Report how many lines hold the string "Konus". Give the number and nothing else.

Items from a dataset
....................

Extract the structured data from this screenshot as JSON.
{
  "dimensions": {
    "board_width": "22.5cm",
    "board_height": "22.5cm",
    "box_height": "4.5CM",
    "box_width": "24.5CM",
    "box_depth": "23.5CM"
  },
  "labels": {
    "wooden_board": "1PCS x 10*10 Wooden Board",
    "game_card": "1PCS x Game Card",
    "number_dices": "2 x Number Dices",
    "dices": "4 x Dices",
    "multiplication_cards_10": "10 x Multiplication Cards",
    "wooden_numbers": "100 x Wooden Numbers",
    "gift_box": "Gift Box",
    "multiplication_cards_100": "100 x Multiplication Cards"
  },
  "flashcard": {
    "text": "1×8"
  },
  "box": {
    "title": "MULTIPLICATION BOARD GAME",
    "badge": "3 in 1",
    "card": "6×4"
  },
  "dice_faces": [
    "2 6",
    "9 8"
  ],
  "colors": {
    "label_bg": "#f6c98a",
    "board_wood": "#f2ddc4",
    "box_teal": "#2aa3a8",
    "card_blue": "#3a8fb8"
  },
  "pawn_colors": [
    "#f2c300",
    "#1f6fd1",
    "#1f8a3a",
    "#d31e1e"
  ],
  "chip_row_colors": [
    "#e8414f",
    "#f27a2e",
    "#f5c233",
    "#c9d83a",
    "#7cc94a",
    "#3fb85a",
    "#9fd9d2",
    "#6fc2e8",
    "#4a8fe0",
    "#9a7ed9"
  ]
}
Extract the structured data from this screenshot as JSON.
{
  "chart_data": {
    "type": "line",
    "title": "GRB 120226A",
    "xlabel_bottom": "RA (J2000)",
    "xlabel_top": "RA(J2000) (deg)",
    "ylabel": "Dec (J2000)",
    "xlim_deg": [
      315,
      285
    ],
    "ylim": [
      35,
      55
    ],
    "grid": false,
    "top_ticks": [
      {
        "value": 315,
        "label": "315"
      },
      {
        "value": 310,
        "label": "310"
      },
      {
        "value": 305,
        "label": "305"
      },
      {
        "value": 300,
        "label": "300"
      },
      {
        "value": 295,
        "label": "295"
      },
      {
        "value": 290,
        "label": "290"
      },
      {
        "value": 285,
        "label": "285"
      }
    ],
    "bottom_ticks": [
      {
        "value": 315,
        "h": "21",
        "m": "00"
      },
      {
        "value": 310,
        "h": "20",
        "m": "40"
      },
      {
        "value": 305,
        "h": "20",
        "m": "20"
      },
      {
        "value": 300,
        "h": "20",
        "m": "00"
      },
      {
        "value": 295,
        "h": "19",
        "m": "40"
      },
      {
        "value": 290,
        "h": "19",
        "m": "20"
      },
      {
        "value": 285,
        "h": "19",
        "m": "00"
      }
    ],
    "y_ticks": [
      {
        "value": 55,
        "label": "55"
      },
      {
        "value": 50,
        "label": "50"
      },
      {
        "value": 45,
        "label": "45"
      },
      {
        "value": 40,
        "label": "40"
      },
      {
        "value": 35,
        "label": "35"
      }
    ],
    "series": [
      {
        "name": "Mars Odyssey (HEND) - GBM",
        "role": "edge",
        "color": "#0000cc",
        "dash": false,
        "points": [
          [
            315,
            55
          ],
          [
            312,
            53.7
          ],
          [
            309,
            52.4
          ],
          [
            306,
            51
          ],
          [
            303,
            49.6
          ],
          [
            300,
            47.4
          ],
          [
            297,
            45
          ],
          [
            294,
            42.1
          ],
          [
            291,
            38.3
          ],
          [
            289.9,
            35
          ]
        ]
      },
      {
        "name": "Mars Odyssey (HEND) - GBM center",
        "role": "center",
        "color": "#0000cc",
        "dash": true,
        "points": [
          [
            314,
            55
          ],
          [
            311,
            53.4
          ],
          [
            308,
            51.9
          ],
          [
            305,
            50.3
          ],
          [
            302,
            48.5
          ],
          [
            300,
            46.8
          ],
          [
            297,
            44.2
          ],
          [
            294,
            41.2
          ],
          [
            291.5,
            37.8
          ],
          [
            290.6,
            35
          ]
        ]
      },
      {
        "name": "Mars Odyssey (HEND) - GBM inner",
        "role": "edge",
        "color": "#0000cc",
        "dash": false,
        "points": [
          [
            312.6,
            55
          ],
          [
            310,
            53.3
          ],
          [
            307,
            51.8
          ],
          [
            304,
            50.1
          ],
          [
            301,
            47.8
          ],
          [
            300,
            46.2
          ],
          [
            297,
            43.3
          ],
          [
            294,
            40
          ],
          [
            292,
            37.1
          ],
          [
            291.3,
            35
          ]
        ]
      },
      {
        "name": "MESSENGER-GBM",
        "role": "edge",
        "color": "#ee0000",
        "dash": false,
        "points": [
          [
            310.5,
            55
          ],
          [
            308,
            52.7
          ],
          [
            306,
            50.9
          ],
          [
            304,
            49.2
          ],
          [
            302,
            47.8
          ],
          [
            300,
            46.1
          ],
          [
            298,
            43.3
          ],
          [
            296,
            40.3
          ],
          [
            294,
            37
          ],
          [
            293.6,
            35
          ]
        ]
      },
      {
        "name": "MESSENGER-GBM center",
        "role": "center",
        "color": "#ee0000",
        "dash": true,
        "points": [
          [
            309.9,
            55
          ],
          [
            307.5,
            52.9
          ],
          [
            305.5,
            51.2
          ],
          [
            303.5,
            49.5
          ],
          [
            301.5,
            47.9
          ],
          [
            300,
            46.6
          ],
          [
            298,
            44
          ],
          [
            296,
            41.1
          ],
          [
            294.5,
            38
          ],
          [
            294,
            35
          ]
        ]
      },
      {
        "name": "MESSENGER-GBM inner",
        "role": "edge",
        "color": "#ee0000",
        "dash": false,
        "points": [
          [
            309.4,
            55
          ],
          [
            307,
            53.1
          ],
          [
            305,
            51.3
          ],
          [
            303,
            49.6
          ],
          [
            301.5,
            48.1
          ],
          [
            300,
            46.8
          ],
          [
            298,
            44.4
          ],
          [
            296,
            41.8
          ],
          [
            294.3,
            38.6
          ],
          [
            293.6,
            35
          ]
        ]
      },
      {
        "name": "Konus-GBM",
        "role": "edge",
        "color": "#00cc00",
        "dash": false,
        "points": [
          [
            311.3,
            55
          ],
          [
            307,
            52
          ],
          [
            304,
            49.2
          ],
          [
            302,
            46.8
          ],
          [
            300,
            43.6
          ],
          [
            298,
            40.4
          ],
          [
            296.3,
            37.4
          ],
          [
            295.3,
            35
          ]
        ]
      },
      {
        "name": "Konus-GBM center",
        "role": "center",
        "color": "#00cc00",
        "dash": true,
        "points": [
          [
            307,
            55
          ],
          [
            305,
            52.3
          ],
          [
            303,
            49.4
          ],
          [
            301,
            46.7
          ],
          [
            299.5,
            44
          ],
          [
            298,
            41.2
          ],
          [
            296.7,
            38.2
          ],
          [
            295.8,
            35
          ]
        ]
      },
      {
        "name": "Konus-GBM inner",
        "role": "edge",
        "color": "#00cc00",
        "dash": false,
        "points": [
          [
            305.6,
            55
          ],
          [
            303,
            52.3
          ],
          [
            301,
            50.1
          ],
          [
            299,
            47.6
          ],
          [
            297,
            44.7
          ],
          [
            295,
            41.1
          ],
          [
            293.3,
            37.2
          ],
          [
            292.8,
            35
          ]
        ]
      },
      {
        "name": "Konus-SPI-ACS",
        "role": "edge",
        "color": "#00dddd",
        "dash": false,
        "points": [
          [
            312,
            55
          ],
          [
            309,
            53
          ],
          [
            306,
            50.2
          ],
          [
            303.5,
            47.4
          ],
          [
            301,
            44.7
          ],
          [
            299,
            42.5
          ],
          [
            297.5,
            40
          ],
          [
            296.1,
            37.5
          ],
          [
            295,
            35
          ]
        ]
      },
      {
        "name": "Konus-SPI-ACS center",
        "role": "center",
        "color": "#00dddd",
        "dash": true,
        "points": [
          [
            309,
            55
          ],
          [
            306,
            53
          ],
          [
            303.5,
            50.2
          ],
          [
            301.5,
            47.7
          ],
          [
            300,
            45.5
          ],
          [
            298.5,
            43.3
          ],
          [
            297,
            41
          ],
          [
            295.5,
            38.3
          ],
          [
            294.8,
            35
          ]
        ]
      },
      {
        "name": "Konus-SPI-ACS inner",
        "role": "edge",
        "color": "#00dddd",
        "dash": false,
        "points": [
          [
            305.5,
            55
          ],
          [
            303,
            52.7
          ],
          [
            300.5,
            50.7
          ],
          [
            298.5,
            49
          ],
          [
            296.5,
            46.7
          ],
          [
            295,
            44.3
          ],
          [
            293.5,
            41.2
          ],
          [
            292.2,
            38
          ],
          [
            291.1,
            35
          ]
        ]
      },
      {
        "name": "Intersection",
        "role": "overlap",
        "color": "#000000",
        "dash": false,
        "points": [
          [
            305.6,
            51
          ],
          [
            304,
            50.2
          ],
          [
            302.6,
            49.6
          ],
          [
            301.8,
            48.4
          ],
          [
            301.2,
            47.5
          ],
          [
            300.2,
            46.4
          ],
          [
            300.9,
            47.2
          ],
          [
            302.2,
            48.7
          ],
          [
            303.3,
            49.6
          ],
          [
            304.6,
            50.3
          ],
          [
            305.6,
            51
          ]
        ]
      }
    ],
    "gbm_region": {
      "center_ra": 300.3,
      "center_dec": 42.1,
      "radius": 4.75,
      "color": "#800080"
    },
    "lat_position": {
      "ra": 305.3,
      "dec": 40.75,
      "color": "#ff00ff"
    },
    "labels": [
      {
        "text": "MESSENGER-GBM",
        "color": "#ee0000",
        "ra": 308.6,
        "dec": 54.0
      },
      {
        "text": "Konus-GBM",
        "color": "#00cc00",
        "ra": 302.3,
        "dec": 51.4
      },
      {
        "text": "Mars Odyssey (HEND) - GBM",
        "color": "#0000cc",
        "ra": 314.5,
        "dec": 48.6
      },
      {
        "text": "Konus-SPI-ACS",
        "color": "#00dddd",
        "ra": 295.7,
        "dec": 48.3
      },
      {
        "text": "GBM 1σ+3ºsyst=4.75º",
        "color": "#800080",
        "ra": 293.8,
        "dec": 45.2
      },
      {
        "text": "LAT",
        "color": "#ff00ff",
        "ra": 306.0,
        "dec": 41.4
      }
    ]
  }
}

....................

# Answer for this exercise:
8